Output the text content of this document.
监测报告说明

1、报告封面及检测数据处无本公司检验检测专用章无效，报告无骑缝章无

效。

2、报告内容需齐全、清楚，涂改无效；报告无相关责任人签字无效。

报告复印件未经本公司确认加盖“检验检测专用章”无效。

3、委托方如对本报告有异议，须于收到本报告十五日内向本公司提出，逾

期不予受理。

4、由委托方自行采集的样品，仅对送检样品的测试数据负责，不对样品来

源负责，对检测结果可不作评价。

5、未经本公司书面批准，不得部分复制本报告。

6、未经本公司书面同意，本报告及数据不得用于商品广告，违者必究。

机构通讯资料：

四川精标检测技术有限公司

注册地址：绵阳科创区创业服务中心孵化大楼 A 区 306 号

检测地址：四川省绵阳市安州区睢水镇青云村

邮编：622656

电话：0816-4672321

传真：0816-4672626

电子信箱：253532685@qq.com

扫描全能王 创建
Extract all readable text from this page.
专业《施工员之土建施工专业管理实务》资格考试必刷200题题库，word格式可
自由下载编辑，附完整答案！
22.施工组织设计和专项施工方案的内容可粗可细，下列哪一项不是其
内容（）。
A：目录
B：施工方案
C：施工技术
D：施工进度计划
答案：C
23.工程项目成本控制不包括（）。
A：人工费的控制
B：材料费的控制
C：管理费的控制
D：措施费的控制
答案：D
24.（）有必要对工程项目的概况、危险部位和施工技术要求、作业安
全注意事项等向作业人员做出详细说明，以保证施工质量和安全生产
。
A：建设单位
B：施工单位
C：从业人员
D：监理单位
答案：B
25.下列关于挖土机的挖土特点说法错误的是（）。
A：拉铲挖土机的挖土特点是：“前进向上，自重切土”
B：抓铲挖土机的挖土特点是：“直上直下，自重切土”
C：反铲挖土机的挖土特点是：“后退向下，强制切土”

· · · · · · ·

Work to do: Return from the data every line that holds "自重切土".

Result for this exercise:
A：拉铲挖土机的挖土特点是：“前进向上，自重切土”
B：抓铲挖土机的挖土特点是：“直上直下，自重切土”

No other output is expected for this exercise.